[Material for this exercise]
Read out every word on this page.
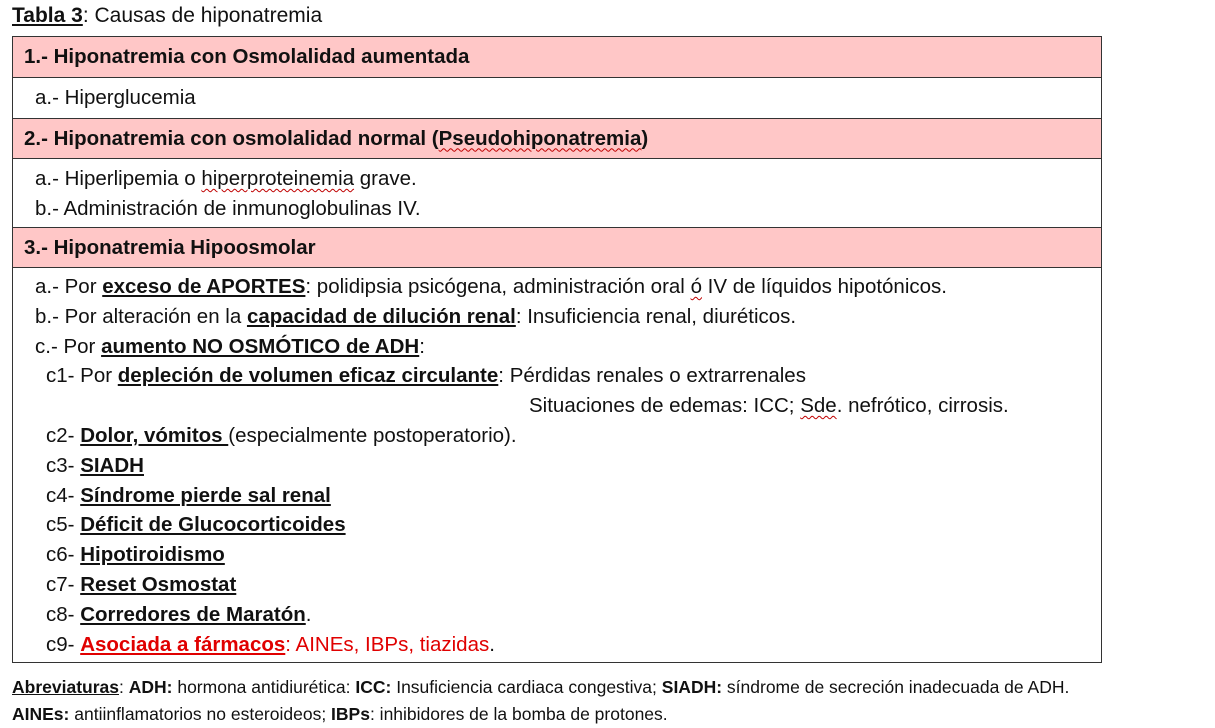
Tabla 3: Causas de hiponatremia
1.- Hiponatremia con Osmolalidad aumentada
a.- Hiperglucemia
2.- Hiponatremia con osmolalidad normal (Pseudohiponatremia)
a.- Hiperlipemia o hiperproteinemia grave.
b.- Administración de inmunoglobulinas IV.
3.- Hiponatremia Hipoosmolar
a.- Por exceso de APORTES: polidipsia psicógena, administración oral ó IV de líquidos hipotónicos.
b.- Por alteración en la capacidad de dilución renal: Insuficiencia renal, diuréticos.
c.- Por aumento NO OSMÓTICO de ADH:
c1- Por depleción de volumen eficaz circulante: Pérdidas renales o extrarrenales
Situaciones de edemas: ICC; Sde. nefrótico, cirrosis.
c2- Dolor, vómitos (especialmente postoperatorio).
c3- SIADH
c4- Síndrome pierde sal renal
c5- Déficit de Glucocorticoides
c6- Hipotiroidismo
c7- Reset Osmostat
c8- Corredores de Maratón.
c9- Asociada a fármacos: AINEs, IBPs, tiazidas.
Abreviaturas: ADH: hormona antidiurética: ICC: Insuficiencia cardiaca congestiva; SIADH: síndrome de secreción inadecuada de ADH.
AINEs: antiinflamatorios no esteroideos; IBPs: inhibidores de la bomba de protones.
[/Material for this exercise]
From the entries above, show each line that includes the string "AINEs".

Your solution —
c9- Asociada a fármacos: AINEs, IBPs, tiazidas.
AINEs: antiinflamatorios no esteroideos; IBPs: inhibidores de la bomba de protones.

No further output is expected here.